Please copy out each line of the entries in which "Chitosan" appears.

"""

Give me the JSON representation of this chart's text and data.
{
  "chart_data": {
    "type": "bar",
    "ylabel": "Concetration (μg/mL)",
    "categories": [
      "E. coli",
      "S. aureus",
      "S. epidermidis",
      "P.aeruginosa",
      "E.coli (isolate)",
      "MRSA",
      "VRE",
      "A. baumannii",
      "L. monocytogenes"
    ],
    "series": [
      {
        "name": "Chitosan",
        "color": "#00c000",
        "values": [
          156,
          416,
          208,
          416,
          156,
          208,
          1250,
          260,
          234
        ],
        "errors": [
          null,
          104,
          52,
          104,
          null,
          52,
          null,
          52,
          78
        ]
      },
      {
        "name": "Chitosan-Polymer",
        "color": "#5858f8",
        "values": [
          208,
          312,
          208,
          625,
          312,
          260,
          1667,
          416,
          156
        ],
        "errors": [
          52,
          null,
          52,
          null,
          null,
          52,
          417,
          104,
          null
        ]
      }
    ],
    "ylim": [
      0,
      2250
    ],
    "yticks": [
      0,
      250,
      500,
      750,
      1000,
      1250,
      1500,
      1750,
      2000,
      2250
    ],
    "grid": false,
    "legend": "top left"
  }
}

"""
"""

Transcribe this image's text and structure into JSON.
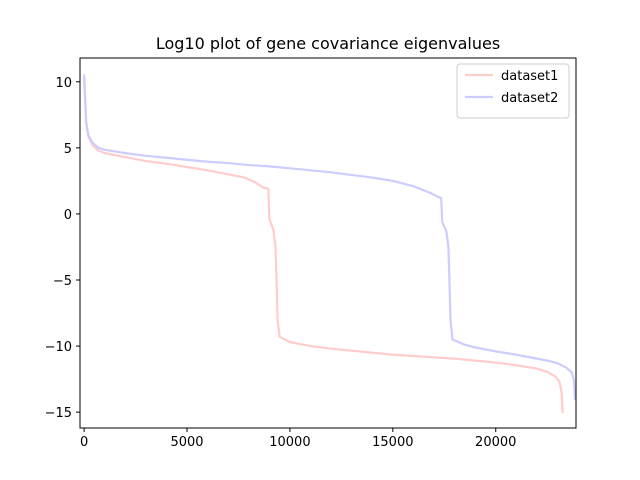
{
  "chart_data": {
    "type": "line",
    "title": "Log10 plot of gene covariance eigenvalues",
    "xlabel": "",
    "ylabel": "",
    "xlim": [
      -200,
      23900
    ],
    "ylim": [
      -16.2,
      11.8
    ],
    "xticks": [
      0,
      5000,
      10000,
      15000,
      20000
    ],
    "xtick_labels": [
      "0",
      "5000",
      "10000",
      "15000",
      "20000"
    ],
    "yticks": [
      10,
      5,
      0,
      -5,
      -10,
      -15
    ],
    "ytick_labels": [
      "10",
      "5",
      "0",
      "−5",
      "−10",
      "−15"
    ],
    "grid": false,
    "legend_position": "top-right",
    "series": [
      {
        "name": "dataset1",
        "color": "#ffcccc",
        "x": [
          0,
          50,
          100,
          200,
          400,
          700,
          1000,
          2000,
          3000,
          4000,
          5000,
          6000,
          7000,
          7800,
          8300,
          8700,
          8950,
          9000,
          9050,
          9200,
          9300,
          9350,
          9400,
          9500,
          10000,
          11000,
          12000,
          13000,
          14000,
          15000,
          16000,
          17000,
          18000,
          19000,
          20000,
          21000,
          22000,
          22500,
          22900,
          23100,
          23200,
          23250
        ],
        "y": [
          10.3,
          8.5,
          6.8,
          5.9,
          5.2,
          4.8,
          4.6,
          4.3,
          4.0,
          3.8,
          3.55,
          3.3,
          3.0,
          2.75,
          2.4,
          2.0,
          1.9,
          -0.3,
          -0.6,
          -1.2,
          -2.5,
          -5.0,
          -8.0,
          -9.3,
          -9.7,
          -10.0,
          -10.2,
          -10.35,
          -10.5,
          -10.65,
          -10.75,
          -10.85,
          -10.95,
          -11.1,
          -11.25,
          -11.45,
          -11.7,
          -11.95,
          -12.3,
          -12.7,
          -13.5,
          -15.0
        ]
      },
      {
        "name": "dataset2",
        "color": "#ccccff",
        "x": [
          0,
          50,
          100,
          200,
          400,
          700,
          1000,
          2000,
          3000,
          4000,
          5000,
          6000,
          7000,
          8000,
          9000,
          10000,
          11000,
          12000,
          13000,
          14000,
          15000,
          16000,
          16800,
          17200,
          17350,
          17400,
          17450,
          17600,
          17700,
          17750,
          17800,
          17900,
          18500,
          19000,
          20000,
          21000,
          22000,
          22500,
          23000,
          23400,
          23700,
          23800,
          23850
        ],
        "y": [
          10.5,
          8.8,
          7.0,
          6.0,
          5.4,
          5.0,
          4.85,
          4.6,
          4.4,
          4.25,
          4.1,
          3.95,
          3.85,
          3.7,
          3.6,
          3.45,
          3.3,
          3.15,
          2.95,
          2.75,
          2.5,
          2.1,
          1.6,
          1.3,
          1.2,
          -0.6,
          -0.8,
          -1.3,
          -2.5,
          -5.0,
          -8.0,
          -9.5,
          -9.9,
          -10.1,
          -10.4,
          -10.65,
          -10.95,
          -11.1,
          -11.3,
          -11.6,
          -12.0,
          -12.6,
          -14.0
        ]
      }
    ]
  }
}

"""

> [Task solution]
        "name": "Chitosan",
        "name": "Chitosan-Polymer",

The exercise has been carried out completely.